Below are the records; pull every line that includes "dash".

────────────────────

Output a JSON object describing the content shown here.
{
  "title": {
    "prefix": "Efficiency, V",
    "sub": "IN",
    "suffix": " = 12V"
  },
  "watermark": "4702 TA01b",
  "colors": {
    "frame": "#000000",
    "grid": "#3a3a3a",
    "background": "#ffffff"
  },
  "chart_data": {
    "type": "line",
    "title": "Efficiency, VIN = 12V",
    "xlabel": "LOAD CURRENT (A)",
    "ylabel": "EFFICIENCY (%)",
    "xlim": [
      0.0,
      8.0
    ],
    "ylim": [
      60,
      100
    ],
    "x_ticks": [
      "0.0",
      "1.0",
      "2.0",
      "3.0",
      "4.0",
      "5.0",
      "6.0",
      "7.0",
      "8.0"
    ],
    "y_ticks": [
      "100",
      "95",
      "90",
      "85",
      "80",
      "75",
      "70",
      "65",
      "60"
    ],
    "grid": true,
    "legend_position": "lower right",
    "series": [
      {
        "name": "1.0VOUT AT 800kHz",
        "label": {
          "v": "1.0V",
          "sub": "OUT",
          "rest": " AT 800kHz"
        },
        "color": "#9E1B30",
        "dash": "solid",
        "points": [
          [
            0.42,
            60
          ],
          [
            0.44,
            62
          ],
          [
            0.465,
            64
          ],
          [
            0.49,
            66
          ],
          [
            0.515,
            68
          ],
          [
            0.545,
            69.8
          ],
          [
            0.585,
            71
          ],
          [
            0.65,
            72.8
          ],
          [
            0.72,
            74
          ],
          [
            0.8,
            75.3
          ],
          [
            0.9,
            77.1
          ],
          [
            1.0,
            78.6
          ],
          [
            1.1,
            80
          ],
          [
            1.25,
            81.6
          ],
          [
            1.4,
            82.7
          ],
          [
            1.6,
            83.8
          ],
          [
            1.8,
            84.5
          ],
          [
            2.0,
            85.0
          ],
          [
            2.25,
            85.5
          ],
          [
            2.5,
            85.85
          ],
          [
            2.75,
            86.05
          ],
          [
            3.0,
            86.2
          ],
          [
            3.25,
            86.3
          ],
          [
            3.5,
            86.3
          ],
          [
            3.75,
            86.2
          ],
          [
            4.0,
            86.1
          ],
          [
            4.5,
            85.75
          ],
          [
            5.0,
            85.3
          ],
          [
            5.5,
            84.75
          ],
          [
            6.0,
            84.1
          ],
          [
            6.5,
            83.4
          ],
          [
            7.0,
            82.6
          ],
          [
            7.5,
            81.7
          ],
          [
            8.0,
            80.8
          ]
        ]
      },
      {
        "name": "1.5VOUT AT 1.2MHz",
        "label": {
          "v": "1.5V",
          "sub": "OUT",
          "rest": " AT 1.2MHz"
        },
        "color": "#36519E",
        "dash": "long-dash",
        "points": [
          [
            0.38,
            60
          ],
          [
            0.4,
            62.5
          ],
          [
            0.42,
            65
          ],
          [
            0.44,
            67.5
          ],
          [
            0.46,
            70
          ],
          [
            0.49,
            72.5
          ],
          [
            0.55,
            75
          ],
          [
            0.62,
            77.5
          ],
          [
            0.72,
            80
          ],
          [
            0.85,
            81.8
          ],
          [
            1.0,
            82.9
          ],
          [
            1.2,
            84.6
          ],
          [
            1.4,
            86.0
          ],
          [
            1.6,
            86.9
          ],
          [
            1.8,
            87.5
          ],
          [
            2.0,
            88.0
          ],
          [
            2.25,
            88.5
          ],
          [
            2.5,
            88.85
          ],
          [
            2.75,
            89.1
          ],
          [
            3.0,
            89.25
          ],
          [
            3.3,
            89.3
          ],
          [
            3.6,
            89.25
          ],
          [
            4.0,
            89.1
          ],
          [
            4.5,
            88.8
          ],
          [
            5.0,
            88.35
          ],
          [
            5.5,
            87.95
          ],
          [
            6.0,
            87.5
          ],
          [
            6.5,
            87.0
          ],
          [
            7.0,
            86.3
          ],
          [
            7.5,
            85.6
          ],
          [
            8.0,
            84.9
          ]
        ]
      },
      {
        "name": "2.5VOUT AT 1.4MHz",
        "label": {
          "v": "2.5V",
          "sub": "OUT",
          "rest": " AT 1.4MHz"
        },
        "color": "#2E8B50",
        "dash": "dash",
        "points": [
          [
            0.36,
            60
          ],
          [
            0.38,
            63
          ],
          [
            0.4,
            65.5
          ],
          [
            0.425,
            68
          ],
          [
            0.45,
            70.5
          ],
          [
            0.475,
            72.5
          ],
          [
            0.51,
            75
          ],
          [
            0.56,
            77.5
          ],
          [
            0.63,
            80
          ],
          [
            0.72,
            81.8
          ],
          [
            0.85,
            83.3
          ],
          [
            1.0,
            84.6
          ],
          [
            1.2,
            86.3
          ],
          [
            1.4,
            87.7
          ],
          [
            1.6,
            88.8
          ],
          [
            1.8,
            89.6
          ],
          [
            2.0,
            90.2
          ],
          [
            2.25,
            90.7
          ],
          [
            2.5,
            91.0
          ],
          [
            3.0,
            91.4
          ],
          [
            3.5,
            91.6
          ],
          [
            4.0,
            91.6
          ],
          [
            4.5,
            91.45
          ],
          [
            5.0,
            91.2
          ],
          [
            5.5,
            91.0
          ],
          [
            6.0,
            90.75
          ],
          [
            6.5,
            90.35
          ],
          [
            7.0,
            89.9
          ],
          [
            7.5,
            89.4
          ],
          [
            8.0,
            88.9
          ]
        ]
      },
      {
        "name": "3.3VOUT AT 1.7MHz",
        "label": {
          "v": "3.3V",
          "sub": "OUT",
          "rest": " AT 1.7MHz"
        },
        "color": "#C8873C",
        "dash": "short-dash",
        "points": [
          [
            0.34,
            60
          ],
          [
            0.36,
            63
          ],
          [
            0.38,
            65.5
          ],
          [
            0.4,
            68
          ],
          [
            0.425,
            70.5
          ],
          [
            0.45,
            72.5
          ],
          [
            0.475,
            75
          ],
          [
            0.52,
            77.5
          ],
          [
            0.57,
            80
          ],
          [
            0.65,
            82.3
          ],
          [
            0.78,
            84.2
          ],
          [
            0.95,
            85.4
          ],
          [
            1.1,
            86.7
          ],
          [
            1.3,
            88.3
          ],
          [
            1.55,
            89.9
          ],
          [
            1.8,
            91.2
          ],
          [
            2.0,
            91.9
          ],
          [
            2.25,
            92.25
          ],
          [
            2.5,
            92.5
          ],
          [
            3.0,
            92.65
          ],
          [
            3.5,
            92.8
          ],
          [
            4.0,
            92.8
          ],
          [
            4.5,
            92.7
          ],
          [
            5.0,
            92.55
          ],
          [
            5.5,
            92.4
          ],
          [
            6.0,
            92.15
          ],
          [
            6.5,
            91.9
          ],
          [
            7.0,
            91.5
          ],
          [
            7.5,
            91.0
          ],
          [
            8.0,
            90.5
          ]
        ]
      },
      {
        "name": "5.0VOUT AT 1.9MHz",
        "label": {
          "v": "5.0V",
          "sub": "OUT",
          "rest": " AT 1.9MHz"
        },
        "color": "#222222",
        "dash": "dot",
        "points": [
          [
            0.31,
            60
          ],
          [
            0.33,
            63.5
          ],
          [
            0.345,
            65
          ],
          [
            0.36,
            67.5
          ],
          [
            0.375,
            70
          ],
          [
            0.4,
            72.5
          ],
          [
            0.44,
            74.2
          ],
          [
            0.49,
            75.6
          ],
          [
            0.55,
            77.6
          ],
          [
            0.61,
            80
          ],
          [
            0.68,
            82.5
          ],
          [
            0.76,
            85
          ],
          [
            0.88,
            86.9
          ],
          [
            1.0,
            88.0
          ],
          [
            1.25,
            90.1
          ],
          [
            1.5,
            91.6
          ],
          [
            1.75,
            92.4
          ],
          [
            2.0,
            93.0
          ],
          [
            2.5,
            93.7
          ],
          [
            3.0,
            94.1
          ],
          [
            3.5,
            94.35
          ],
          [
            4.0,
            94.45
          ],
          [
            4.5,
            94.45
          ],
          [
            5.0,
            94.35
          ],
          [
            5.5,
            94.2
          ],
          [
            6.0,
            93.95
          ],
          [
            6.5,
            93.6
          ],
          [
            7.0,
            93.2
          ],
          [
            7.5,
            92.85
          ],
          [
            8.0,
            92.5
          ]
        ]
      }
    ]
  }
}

────────────────────

*Output*
        "dash": "solid",
        "dash": "long-dash",
        "dash": "dash",
        "dash": "short-dash",
        "dash": "dot",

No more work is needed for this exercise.